_About this task_:
From the text about James Sharp and Sharpsburg, list every feature that the quoted Sheriff's Sale description says stood on the land Sharp bought in 1826.

_Text block_:

James Sharp was born near Chambersburg, Franklin County, Pennsylvania on February 10, 1784, of Scottish descent. His colonial ancestor and grandfather was Captain James Sharp (Third Battalion, Pennsylvania Regiment), a veteran of the Forbes Campaign. Captain Sharp was present in 1758 at the capture of Fort Duquesne and served under Gen. Hugh Mercer and Col. William Clapham. His father, Matthew Sharp, was a veteran of the Revolutionary War, having served as a private in the Eighth Battalion, Cumberland County, Pennsylvania Militia. In 1780 he married Elizabeth (Lindsay) Culbertson and together they had three children: Rosana, James, and Mary.

With his family, young Sharp moved to Pittsburgh in 1797 and remained in Pittsburgh until 1826 when he purchased land at Sheriff's Sale, formerly owned by Gen. John Wilkins, "being number Thirteen in Cunninghams district containing two hundred and fifty seven acres and eighty seven perches on which are a square log dwelling, a good orchard and about fifty acres of cleared land, with fine meadows, a coal bank, and one of the best springs in the County." Sharp moved permanently to the land, part of which would later become the Borough of Sharpsburg. Sharp's first marriage to Sarah Thompson ended with the death of Thompson a few years after their nuptials. He later married Isabella Stockman, with whom he had six children. During his lifetime, Sharp was described as a gentleman: courteous in manners, affable in disposition, and generous in hospitality. Sharp was an abolitionist, a zealous advocate for universal education, a member of the temperance movement, and a member of the Presbyterian Church. Sharp died on March 12, 1861.

===Industry===
Since its incorporation, Sharpsburg became an industrial town, manufacturing iron, brick and glass while goods were transported through the canal that bisected the borough, along with the Allegheny River. When railroads became the preferred mode of transportation for that time, Sharpsburg continued to thrive as thousands came for the plethora of job opportunities available.

===H. J. Heinz Company===
One of the most well-known industries that had its beginnings in Sharpsburg was the H. J. Heinz Company. The Heinz glass works in Sharpsburg once manufactured all of the glassware for Heinz products. In 1869, Heinz began creating and bottling his first horseradish in the kitchen of his Sharpsburg residence. This house is the place where it all began. Shortly thereafter, the house became Heinz’s first factory. Although he moved his company down the Allegheny along the North Shore of Pittsburgh, he was very gracious to the people of Sharpsburg until his death, donating gifts to the community that was his family home for many years. One of these included the life-sized statue of Guyasuta that was installed at the intersection of Main and North Canal streets. The statue has twice been hit by automobiles—the first occurrence in 1930 and the second occurrence in 1988. Each incident resulted in the destruction and subsequent replacement of the statue.

_Information_:
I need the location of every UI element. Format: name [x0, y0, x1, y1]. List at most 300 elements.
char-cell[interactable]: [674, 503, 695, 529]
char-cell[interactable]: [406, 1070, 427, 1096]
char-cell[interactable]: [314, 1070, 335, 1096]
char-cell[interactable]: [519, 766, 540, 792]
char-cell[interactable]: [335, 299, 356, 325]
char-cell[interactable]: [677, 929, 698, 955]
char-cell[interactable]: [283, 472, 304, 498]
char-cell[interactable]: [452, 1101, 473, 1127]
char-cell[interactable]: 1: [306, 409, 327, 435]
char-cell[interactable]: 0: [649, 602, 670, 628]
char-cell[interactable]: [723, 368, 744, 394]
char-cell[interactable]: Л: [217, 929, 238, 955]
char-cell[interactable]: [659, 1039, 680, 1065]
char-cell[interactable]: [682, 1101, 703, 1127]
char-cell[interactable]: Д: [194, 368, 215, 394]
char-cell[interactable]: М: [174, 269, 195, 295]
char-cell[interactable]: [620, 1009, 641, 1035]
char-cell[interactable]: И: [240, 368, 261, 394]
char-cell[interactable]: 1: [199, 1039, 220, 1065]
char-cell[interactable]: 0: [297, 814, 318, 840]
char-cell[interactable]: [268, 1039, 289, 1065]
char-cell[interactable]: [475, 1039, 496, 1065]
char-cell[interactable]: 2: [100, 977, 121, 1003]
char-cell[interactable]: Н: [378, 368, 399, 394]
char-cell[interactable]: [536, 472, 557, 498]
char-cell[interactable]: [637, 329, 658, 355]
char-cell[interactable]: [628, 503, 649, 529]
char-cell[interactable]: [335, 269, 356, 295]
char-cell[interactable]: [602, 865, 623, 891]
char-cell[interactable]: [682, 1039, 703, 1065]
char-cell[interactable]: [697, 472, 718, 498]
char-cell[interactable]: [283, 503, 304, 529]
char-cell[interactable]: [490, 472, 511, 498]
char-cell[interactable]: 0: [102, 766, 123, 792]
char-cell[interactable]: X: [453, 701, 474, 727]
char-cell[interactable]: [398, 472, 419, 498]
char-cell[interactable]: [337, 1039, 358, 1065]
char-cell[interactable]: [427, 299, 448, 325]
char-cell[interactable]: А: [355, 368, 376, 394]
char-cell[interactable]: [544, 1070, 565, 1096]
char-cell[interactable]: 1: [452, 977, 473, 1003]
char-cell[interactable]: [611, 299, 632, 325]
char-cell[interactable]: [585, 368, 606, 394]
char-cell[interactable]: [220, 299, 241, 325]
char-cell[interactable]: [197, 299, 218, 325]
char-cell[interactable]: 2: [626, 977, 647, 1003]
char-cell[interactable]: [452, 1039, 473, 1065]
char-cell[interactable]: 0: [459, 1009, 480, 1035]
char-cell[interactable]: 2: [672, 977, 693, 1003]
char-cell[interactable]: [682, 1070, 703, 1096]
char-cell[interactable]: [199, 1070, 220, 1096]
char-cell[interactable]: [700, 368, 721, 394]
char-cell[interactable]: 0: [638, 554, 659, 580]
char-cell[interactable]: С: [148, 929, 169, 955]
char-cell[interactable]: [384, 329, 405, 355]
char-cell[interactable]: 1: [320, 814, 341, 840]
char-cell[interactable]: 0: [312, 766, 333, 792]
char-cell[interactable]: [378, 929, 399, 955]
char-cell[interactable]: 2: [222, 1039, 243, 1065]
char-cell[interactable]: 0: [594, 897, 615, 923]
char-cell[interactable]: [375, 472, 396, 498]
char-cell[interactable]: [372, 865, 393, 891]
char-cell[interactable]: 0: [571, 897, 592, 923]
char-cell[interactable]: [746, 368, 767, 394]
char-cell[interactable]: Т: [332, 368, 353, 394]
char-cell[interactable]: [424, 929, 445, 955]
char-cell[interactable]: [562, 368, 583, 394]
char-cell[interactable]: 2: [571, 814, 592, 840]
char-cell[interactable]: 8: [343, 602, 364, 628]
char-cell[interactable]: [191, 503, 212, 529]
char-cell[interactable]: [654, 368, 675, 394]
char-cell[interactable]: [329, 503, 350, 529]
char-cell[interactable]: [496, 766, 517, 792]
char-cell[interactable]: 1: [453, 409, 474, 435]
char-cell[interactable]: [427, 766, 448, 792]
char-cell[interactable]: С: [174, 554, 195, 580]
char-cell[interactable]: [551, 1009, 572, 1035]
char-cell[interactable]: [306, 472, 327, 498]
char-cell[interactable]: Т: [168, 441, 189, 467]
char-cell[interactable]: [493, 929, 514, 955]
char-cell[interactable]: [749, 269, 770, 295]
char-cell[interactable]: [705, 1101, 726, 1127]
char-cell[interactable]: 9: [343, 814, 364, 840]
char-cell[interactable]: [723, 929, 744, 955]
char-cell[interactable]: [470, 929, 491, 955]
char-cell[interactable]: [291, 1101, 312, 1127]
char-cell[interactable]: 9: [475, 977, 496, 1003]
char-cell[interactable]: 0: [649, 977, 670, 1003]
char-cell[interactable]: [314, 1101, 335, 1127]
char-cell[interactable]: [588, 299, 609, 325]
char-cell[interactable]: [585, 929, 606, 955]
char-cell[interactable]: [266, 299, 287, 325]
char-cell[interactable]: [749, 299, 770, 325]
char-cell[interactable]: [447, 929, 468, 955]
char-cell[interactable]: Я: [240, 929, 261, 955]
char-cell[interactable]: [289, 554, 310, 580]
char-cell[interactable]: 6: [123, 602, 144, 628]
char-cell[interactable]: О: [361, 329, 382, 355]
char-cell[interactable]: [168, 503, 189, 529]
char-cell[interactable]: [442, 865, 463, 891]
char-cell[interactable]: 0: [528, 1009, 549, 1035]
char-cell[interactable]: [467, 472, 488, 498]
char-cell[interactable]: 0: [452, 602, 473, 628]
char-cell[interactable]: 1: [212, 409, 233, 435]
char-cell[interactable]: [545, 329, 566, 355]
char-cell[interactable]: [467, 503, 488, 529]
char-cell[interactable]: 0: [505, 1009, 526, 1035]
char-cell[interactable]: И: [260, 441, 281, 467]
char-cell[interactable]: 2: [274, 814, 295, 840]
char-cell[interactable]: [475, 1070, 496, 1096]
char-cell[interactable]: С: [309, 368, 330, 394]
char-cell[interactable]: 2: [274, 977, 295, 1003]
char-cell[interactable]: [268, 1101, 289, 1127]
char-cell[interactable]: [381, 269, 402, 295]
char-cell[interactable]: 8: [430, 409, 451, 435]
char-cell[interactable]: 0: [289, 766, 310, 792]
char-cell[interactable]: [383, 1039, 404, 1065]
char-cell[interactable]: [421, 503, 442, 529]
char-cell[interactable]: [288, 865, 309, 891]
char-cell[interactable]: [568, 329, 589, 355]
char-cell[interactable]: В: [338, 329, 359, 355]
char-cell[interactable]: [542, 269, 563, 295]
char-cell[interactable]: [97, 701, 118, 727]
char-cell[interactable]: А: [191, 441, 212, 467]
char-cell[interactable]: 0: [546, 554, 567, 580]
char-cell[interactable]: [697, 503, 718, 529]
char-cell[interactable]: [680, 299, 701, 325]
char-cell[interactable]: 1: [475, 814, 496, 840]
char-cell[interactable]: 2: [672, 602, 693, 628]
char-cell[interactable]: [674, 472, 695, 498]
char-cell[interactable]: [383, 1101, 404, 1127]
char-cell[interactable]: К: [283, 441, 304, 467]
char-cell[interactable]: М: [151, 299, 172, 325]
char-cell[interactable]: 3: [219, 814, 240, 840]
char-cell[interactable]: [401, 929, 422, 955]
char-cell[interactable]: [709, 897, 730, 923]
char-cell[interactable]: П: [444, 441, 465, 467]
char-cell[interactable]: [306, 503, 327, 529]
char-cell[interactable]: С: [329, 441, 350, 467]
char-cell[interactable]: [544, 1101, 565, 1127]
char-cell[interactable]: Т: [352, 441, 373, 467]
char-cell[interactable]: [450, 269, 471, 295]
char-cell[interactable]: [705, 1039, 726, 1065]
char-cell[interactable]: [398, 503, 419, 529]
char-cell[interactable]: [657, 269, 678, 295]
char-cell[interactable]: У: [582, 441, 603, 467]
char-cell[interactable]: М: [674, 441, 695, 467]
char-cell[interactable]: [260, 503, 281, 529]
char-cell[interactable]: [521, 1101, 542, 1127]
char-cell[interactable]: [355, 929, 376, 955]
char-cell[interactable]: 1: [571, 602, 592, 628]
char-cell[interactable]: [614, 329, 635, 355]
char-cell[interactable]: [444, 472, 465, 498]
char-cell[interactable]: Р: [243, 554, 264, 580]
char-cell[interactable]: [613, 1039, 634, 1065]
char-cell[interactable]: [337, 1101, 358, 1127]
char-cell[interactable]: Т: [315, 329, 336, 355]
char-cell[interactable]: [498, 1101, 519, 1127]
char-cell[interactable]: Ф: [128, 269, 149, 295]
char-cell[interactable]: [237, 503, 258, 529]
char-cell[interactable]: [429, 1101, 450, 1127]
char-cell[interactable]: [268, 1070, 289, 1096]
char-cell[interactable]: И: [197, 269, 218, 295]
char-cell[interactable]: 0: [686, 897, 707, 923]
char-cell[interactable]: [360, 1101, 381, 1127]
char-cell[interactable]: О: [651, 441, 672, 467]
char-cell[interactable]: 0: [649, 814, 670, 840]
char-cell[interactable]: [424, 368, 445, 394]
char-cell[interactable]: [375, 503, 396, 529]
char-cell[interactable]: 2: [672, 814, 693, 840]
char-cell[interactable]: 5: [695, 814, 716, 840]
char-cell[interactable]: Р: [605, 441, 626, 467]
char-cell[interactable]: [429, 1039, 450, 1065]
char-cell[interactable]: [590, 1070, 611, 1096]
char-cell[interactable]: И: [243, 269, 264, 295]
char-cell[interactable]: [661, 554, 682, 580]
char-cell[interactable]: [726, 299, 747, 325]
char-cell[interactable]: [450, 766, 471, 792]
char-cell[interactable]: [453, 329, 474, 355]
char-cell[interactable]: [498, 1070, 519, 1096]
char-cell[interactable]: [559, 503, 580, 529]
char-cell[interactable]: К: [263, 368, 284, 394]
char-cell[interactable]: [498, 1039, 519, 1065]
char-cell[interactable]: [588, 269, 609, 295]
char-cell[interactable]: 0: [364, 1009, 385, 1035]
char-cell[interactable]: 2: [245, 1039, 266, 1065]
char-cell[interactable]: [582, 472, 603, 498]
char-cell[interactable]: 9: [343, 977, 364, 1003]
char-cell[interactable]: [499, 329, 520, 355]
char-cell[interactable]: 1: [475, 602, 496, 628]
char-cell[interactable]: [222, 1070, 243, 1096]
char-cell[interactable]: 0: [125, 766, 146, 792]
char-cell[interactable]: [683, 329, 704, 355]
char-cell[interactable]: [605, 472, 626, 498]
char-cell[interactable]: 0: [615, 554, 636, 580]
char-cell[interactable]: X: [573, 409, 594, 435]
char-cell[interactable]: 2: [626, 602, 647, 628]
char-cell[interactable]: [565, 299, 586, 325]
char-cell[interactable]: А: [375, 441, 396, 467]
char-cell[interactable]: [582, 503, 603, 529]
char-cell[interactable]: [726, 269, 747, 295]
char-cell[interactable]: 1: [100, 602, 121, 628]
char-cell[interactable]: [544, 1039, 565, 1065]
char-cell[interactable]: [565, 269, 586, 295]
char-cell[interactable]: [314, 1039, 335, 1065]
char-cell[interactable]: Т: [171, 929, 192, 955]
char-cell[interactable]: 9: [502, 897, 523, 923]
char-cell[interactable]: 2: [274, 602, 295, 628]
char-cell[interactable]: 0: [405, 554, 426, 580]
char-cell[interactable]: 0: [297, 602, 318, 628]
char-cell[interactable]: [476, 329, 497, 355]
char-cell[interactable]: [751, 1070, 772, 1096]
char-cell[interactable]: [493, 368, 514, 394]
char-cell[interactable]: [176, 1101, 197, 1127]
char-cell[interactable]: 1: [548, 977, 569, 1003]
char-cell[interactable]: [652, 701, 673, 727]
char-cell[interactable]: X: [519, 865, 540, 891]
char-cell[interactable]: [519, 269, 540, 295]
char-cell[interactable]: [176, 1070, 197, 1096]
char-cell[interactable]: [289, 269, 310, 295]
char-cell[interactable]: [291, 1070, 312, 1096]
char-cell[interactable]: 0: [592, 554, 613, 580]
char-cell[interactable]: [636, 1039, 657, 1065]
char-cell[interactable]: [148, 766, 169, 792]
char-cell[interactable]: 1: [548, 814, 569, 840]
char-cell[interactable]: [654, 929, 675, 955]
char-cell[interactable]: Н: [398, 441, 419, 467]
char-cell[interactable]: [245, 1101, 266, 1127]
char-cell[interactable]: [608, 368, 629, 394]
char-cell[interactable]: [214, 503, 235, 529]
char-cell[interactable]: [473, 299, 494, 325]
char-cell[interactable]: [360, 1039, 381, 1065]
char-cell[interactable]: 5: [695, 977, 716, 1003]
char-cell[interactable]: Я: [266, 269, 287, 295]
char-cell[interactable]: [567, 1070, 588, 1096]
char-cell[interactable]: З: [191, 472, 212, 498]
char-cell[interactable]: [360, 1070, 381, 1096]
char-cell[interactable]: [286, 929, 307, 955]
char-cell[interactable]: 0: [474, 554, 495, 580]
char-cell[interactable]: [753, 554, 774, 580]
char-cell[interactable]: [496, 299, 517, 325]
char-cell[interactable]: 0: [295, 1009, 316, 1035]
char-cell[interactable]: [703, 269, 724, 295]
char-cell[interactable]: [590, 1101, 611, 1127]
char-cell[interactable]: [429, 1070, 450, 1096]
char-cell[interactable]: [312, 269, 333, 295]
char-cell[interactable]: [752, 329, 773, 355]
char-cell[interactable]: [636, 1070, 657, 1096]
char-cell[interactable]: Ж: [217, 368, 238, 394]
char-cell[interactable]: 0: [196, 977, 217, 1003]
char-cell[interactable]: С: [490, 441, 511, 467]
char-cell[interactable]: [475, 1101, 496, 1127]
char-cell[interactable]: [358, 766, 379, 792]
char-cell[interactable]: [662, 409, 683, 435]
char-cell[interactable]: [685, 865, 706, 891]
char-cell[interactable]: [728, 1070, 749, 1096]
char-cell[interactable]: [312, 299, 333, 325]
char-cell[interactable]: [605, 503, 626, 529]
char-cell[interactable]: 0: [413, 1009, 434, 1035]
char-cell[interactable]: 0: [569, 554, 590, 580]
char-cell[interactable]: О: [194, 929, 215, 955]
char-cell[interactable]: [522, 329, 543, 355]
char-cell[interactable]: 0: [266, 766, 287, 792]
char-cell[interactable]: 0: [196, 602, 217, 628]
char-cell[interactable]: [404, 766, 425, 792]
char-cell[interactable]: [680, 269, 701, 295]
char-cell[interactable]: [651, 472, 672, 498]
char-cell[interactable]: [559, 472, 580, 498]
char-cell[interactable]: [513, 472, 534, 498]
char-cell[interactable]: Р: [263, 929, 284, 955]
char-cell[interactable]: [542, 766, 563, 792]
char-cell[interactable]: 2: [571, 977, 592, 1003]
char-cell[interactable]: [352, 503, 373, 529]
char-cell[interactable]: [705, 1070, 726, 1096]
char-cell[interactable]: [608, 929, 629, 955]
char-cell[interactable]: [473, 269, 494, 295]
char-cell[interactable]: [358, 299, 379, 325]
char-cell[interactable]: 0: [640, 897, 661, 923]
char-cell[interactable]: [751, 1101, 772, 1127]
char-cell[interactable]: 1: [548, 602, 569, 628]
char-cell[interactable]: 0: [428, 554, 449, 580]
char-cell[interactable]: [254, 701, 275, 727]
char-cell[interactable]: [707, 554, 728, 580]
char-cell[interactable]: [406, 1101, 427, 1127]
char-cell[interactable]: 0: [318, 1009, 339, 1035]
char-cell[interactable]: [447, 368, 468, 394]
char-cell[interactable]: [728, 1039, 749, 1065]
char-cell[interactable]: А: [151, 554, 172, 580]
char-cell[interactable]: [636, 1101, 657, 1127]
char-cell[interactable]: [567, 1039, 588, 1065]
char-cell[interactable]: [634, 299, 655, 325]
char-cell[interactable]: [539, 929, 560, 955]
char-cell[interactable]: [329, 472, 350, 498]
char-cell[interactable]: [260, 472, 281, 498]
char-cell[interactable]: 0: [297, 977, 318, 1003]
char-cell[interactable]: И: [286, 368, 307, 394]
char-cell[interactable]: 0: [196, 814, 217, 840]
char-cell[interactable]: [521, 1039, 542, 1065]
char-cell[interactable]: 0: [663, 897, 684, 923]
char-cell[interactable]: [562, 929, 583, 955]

_Result of this task_:
- a square log dwelling
- a good orchard
- about fifty acres of cleared land
- fine meadows
- a coal bank
- one of the best springs in the County